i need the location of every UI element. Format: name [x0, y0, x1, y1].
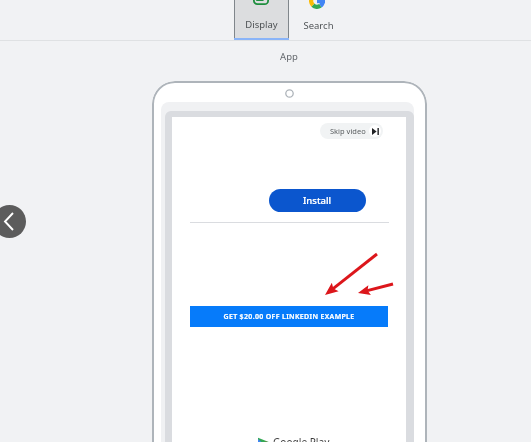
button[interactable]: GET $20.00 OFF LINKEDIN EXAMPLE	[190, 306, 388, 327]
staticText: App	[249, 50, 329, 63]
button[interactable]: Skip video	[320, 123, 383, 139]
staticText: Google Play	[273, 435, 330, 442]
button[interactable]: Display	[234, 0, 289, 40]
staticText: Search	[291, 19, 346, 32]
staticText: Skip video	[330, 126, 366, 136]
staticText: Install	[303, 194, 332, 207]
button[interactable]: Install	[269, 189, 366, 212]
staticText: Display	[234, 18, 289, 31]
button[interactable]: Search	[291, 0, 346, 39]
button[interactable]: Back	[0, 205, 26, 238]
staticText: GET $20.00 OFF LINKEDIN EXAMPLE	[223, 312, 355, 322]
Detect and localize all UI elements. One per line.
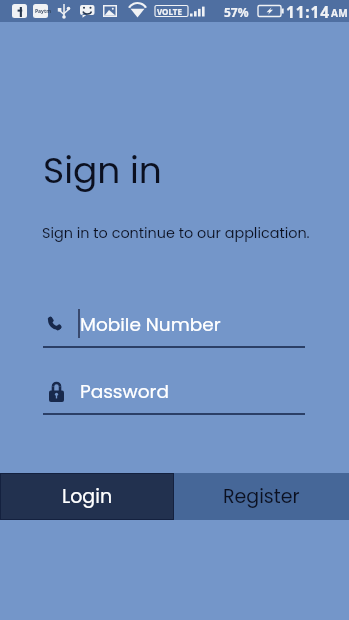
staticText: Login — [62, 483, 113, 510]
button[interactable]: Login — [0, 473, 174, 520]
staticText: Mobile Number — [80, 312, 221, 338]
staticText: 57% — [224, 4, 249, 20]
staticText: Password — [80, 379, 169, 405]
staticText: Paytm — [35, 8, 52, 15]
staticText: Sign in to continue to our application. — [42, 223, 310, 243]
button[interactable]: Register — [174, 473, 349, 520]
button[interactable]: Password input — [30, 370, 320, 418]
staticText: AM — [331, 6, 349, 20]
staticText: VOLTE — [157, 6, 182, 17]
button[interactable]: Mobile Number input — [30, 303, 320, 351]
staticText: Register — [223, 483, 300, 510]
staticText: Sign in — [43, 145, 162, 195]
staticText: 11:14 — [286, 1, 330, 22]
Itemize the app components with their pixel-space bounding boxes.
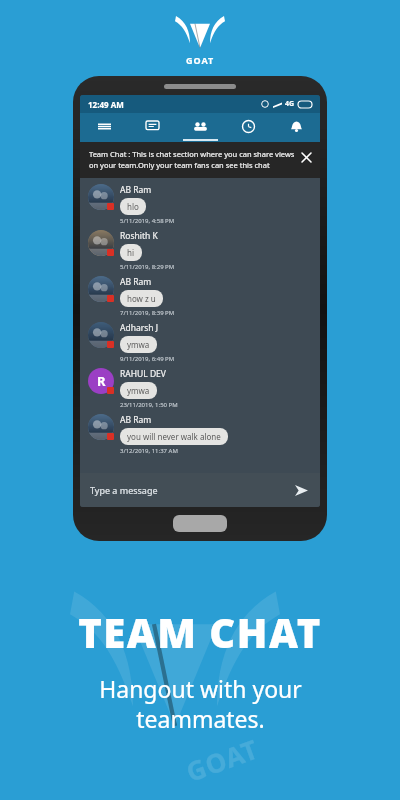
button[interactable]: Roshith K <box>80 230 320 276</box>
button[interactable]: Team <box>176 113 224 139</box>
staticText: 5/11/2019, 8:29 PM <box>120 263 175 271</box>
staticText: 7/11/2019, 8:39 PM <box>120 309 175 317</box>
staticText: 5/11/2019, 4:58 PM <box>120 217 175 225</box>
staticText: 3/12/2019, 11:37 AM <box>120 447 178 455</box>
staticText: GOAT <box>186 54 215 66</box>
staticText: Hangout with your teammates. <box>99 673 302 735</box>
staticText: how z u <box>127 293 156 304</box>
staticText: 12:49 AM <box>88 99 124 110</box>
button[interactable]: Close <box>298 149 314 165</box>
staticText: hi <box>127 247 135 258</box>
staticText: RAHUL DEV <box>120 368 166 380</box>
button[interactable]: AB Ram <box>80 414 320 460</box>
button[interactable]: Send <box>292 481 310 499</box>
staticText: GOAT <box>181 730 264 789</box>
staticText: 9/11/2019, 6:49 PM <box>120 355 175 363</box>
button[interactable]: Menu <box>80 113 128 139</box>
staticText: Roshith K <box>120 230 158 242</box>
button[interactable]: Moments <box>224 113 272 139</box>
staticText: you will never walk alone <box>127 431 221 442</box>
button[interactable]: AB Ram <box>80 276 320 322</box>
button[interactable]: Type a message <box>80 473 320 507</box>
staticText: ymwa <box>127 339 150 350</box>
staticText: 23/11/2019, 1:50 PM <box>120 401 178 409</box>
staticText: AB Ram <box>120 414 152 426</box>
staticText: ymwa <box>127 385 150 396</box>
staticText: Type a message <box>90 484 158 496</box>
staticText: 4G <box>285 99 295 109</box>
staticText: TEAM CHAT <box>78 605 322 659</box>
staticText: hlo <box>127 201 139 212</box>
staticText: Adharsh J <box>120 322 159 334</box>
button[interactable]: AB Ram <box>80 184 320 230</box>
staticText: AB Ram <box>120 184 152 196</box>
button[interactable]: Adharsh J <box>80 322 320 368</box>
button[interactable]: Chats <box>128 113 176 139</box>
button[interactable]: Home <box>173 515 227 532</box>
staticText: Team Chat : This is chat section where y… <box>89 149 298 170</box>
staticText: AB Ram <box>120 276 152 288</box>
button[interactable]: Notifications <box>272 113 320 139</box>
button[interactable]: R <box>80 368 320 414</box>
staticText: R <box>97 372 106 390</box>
...
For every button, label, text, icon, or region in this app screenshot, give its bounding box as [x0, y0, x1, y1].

Stated exercise
Reproduce the part of the items that opens with the line containing "i need the location" and closes with the line containing "staticText: GET $20.00", swapping "Skip video" for "Skip ad" and leaving everything else the same. Omit the pictures.

Task result
i need the location of every UI element. Format: name [x0, y0, x1, y1].
button[interactable]: GET $20.00 OFF LINKEDIN EXAMPLE	[190, 306, 388, 327]
staticText: App	[249, 50, 329, 63]
button[interactable]: Skip ad	[320, 123, 383, 139]
staticText: Google Play	[273, 435, 330, 442]
button[interactable]: Display	[234, 0, 289, 40]
staticText: Search	[291, 19, 346, 32]
staticText: Skip ad	[330, 126, 366, 136]
staticText: Install	[303, 194, 332, 207]
button[interactable]: Install	[269, 189, 366, 212]
staticText: Display	[234, 18, 289, 31]
button[interactable]: Search	[291, 0, 346, 39]
button[interactable]: Back	[0, 205, 26, 238]
staticText: GET $20.00 OFF LINKEDIN EXAMPLE	[223, 312, 355, 322]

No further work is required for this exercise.